# Written request
Return a copy of each line that holds the string "wire".

□ □ □ □

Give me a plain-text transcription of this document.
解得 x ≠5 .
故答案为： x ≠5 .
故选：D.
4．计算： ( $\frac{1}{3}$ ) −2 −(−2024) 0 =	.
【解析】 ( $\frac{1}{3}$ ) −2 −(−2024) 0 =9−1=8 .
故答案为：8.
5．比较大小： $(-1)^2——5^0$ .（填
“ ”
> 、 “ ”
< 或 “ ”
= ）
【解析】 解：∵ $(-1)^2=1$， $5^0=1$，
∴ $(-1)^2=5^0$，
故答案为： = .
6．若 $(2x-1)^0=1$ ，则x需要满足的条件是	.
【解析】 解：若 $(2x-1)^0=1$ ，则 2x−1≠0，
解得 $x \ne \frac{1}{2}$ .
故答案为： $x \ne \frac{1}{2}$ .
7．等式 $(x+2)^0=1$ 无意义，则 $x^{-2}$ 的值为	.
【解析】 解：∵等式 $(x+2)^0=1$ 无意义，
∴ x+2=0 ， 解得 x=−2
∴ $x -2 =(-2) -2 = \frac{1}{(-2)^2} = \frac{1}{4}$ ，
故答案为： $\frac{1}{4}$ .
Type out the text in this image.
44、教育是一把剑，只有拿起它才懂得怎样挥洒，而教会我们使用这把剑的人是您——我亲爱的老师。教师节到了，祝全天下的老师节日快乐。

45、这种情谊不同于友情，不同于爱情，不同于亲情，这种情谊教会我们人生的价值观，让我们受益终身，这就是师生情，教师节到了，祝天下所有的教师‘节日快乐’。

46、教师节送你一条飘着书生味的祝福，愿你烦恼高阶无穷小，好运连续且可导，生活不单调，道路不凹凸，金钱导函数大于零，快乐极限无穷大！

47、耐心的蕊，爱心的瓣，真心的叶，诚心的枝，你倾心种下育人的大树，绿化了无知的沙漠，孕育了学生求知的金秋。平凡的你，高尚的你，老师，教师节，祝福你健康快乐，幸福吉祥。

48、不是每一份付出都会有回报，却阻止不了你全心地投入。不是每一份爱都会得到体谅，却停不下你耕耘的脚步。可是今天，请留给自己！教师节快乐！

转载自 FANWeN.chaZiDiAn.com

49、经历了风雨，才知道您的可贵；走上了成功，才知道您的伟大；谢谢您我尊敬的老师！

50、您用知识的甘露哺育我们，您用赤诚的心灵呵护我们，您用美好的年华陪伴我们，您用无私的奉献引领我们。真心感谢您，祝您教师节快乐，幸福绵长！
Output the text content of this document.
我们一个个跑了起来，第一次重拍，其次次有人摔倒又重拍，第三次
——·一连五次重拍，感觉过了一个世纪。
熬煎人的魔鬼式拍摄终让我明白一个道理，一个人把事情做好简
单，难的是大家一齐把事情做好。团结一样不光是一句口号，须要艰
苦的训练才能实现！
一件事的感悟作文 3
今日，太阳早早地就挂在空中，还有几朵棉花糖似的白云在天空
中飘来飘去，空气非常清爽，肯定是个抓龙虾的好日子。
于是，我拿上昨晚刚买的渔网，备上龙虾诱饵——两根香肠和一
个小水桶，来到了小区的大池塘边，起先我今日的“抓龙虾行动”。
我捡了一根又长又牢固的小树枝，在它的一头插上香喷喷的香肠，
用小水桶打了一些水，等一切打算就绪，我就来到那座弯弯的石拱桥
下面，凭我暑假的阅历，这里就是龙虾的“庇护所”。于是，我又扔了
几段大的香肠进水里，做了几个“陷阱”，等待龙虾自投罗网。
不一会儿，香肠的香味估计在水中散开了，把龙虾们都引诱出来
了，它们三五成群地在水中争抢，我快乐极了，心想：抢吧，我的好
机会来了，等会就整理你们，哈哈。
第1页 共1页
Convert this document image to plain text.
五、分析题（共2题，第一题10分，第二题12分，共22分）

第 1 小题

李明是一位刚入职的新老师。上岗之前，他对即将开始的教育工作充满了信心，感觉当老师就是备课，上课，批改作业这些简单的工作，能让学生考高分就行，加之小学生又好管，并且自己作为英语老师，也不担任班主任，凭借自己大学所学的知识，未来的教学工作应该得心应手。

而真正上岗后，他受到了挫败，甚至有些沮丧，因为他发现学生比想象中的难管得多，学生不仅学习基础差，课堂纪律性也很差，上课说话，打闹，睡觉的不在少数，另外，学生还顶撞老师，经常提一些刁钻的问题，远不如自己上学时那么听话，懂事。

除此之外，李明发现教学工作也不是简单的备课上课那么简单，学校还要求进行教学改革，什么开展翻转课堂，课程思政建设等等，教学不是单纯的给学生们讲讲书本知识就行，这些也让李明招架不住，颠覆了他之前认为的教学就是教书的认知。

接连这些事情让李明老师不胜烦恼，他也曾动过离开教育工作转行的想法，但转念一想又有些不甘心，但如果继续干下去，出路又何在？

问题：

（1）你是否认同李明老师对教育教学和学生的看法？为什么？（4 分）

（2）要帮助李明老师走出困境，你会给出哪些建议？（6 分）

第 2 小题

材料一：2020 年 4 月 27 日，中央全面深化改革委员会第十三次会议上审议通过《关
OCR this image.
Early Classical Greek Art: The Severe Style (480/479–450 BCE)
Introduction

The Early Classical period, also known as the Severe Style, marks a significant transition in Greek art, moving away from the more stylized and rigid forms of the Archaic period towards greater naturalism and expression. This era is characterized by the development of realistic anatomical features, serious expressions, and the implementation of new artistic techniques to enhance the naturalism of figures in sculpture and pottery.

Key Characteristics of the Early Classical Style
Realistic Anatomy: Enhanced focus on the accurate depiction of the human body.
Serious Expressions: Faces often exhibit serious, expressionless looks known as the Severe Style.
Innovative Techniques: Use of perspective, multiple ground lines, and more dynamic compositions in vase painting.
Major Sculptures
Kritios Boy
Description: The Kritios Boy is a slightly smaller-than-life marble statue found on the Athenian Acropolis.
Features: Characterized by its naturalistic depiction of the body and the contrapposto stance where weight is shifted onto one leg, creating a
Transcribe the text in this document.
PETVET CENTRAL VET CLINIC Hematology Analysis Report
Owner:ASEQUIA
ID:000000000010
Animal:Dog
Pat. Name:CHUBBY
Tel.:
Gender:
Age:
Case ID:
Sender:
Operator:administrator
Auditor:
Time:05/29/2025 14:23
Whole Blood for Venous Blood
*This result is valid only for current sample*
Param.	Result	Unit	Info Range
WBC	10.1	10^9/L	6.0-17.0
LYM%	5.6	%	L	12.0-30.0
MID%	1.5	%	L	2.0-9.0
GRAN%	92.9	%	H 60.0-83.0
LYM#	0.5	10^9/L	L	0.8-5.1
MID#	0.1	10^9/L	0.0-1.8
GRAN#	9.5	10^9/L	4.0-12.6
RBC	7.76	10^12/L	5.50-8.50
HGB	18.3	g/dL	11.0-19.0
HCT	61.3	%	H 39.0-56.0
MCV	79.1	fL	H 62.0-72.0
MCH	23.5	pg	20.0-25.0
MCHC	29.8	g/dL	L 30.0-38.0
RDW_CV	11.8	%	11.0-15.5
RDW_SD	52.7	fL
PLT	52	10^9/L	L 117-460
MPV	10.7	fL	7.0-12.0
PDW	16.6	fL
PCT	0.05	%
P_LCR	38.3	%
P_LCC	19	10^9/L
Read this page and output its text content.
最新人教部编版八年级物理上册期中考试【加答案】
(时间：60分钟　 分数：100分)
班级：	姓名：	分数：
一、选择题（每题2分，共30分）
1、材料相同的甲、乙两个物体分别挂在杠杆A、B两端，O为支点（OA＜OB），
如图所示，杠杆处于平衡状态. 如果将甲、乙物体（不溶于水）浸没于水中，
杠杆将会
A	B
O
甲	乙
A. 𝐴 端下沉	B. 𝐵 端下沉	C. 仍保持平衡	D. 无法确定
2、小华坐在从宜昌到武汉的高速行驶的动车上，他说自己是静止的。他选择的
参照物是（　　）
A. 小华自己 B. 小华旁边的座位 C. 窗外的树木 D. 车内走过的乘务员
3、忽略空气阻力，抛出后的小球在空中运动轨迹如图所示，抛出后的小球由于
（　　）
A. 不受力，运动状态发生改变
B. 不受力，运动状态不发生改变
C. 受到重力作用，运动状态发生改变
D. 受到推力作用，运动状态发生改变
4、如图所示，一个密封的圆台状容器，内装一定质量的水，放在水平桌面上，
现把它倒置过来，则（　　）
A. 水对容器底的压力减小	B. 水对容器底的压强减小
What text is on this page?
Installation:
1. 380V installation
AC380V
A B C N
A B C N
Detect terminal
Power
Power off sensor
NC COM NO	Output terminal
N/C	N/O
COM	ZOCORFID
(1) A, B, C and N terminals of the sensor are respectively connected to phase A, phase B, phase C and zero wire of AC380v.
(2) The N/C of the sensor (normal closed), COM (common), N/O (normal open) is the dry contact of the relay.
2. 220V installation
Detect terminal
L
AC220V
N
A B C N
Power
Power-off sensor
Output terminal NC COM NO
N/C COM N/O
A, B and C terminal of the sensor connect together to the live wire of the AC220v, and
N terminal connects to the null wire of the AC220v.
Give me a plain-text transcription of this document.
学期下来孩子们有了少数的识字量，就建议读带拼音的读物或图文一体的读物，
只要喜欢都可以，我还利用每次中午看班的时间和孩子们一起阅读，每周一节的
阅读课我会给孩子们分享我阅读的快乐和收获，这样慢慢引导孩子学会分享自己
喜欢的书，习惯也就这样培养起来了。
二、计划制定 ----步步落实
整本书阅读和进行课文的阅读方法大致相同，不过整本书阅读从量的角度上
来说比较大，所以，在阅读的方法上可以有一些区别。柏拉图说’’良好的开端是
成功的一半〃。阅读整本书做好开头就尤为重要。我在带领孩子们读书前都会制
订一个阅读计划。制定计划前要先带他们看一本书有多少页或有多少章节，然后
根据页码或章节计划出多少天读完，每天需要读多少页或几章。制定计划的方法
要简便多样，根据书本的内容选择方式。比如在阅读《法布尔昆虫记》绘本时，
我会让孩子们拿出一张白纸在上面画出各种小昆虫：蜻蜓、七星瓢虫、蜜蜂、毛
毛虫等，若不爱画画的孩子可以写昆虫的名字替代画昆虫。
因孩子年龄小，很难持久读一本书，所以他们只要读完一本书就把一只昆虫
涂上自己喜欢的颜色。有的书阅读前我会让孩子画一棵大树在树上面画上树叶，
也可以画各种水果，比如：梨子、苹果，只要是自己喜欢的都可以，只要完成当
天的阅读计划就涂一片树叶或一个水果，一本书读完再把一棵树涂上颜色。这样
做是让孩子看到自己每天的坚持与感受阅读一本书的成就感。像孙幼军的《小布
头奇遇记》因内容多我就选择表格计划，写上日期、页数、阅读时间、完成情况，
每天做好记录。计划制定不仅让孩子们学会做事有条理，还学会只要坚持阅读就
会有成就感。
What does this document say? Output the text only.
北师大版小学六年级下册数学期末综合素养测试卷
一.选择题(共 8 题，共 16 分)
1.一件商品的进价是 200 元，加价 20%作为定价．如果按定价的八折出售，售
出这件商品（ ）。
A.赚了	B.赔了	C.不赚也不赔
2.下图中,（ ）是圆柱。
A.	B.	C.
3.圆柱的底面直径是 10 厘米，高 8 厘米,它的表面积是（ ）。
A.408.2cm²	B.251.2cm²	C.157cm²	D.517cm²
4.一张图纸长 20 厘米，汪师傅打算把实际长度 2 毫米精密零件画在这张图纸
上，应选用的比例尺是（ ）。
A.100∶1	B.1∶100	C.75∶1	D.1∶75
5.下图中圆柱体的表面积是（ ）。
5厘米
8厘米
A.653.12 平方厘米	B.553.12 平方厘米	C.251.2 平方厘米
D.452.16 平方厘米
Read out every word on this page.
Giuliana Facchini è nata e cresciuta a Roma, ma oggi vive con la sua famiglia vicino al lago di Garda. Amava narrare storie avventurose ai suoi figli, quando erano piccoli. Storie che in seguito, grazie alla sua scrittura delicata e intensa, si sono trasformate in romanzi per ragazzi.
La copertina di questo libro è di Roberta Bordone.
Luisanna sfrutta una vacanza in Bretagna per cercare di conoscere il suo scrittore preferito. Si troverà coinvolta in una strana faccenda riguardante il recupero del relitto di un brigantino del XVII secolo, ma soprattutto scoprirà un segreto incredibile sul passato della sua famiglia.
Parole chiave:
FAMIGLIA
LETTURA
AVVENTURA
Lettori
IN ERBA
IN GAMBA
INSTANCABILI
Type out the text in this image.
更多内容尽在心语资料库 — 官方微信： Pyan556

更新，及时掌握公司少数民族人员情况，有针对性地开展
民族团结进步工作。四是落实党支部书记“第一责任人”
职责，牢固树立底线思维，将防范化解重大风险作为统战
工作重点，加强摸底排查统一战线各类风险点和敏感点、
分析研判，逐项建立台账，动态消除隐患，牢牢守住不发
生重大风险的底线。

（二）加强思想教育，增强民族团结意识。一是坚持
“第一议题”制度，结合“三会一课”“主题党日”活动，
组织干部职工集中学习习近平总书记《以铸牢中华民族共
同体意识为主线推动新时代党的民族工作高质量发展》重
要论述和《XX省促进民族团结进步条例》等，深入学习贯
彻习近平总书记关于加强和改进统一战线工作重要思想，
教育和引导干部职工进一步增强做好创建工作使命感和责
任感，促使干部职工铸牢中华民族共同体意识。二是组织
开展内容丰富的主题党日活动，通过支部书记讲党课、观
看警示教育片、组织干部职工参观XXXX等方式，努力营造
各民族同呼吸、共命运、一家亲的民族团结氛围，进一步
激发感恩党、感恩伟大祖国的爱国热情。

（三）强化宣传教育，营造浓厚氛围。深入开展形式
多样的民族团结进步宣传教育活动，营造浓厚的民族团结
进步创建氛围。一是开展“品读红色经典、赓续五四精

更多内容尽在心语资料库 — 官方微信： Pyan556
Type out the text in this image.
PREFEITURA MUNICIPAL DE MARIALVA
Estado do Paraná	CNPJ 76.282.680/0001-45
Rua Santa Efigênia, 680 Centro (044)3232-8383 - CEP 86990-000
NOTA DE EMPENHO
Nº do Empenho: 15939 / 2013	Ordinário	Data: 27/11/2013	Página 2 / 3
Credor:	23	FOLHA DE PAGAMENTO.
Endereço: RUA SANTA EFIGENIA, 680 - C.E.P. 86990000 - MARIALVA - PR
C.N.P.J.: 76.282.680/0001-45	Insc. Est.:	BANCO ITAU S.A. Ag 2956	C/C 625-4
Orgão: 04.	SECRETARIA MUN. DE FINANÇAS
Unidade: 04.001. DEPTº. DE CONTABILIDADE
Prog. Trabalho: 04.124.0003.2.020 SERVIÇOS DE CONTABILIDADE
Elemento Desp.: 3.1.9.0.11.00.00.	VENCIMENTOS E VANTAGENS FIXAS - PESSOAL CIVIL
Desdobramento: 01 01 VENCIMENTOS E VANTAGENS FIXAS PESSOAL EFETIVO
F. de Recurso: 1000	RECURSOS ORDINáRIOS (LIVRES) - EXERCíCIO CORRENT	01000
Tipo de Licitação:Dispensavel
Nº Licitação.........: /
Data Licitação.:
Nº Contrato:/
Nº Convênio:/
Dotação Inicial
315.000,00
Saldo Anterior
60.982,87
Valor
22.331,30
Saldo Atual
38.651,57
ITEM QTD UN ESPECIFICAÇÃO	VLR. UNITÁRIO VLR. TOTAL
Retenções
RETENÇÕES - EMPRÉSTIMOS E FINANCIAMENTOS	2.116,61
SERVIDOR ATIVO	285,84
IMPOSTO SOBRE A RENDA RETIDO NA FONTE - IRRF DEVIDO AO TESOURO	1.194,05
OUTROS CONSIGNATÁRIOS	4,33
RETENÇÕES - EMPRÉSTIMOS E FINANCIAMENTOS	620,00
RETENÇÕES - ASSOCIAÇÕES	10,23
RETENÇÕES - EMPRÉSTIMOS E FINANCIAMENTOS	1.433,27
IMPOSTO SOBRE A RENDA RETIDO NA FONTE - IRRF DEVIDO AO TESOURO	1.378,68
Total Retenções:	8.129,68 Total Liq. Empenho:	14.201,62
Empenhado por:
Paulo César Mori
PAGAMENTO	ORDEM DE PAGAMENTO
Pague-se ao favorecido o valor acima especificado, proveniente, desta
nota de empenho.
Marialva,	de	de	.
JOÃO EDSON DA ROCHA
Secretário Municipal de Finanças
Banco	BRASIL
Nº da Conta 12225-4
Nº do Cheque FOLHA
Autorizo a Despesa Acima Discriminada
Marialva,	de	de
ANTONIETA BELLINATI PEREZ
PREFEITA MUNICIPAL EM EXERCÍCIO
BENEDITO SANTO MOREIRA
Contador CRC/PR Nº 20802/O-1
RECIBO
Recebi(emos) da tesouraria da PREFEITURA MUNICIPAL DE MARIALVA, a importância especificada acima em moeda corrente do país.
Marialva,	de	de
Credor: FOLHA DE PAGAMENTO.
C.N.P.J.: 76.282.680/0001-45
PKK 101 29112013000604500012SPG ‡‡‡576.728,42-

□ □ □ □

# Completed exercise
(1) A, B, C and N terminals of the sensor are respectively connected to phase A, phase B, phase C and zero wire of AC380v.
A, B and C terminal of the sensor connect together to the live wire of the AC220v, and
N terminal connects to the null wire of the AC220v.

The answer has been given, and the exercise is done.